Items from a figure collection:
....................

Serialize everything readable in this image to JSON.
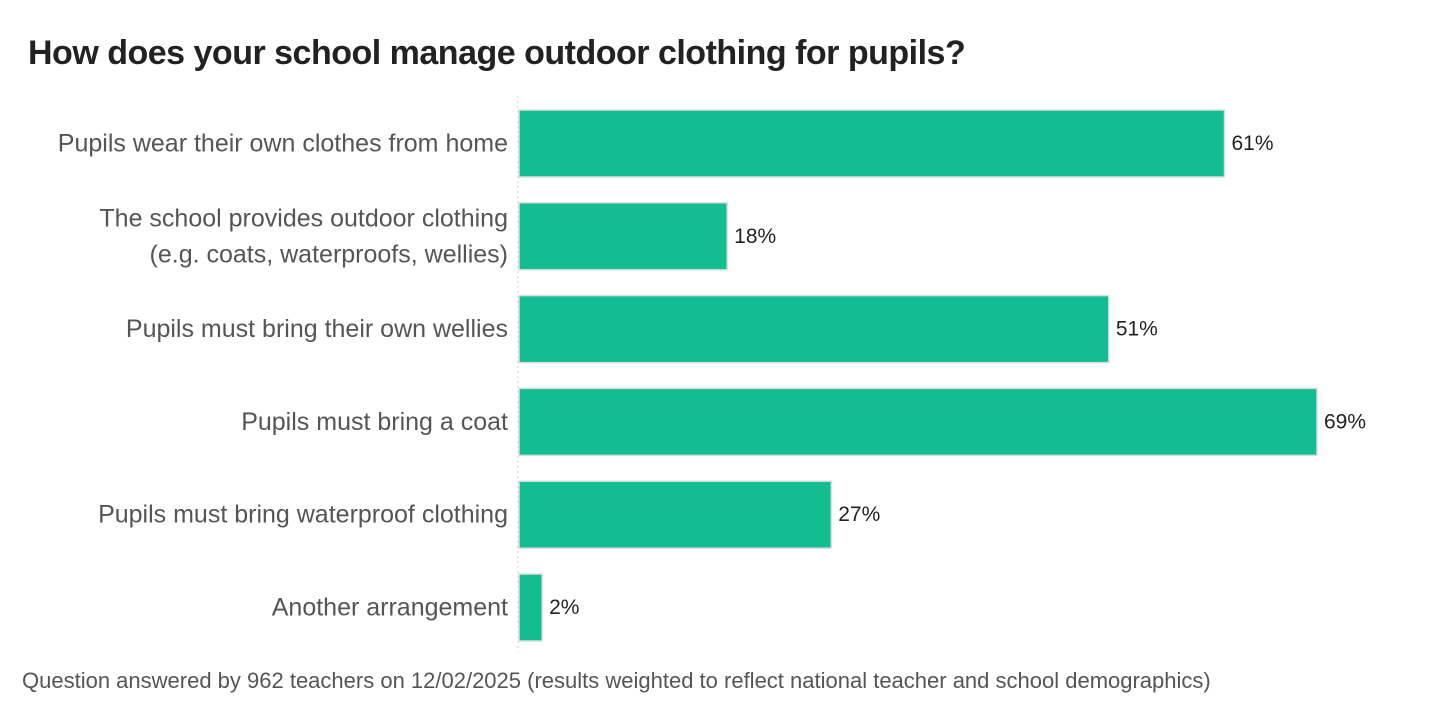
{
  "chart_data": {
    "type": "bar",
    "orientation": "horizontal",
    "title": "How does your school manage outdoor clothing for pupils?",
    "categories": [
      [
        "Pupils wear their own clothes from home"
      ],
      [
        "The school provides outdoor clothing",
        "(e.g. coats, waterproofs, wellies)"
      ],
      [
        "Pupils must bring their own wellies"
      ],
      [
        "Pupils must bring a coat"
      ],
      [
        "Pupils must bring waterproof clothing"
      ],
      [
        "Another arrangement"
      ]
    ],
    "values": [
      61,
      18,
      51,
      69,
      27,
      2
    ],
    "value_labels": [
      "61%",
      "18%",
      "51%",
      "69%",
      "27%",
      "2%"
    ],
    "unit": "%",
    "xlim": [
      0,
      69
    ],
    "grid": false,
    "legend": "none",
    "bar_color": "#12bd8f",
    "bar_border_color": "#d8dede",
    "note": "Question answered by 962 teachers on 12/02/2025 (results weighted to reflect national teacher and school demographics)"
  }
}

....................

### What the exercise asks
Pick out the lines containing the word "bring" and show them.

### Full response
        "Pupils must bring their own wellies"
        "Pupils must bring a coat"
        "Pupils must bring waterproof clothing"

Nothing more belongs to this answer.